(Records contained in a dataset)
------------------------------------

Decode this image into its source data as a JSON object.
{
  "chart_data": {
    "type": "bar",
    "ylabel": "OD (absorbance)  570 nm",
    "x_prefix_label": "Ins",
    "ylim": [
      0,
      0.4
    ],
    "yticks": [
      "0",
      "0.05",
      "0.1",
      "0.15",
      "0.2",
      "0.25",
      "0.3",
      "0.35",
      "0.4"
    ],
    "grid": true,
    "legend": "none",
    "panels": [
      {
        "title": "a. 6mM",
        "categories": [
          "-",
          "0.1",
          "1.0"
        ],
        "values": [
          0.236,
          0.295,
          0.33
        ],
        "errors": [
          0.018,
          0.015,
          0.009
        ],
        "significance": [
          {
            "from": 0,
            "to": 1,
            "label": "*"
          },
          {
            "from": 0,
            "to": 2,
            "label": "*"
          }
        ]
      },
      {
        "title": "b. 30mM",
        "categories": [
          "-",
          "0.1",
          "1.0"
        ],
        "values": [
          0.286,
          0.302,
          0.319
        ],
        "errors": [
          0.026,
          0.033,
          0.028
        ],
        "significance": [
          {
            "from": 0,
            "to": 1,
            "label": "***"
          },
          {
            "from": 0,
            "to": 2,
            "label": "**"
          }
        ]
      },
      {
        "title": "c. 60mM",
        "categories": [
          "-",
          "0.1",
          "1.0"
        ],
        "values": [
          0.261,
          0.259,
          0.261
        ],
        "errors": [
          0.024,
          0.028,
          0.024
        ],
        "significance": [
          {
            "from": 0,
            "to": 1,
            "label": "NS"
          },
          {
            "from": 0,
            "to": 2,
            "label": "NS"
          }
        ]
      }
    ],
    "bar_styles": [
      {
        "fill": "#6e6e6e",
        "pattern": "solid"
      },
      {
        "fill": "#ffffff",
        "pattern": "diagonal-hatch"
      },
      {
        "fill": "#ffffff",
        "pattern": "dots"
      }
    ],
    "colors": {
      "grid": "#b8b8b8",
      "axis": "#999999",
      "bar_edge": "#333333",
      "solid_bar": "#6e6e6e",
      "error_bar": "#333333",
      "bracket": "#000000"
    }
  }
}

------------------------------------

## Task goal
Return the listing above word for word.

## Output for this exercise
Decode this image into its source data as a JSON object.
{
  "chart_data": {
    "type": "bar",
    "ylabel": "OD (absorbance)  570 nm",
    "x_prefix_label": "Ins",
    "ylim": [
      0,
      0.4
    ],
    "yticks": [
      "0",
      "0.05",
      "0.1",
      "0.15",
      "0.2",
      "0.25",
      "0.3",
      "0.35",
      "0.4"
    ],
    "grid": true,
    "legend": "none",
    "panels": [
      {
        "title": "a. 6mM",
        "categories": [
          "-",
          "0.1",
          "1.0"
        ],
        "values": [
          0.236,
          0.295,
          0.33
        ],
        "errors": [
          0.018,
          0.015,
          0.009
        ],
        "significance": [
          {
            "from": 0,
            "to": 1,
            "label": "*"
          },
          {
            "from": 0,
            "to": 2,
            "label": "*"
          }
        ]
      },
      {
        "title": "b. 30mM",
        "categories": [
          "-",
          "0.1",
          "1.0"
        ],
        "values": [
          0.286,
          0.302,
          0.319
        ],
        "errors": [
          0.026,
          0.033,
          0.028
        ],
        "significance": [
          {
            "from": 0,
            "to": 1,
            "label": "***"
          },
          {
            "from": 0,
            "to": 2,
            "label": "**"
          }
        ]
      },
      {
        "title": "c. 60mM",
        "categories": [
          "-",
          "0.1",
          "1.0"
        ],
        "values": [
          0.261,
          0.259,
          0.261
        ],
        "errors": [
          0.024,
          0.028,
          0.024
        ],
        "significance": [
          {
            "from": 0,
            "to": 1,
            "label": "NS"
          },
          {
            "from": 0,
            "to": 2,
            "label": "NS"
          }
        ]
      }
    ],
    "bar_styles": [
      {
        "fill": "#6e6e6e",
        "pattern": "solid"
      },
      {
        "fill": "#ffffff",
        "pattern": "diagonal-hatch"
      },
      {
        "fill": "#ffffff",
        "pattern": "dots"
      }
    ],
    "colors": {
      "grid": "#b8b8b8",
      "axis": "#999999",
      "bar_edge": "#333333",
      "solid_bar": "#6e6e6e",
      "error_bar": "#333333",
      "bracket": "#000000"
    }
  }
}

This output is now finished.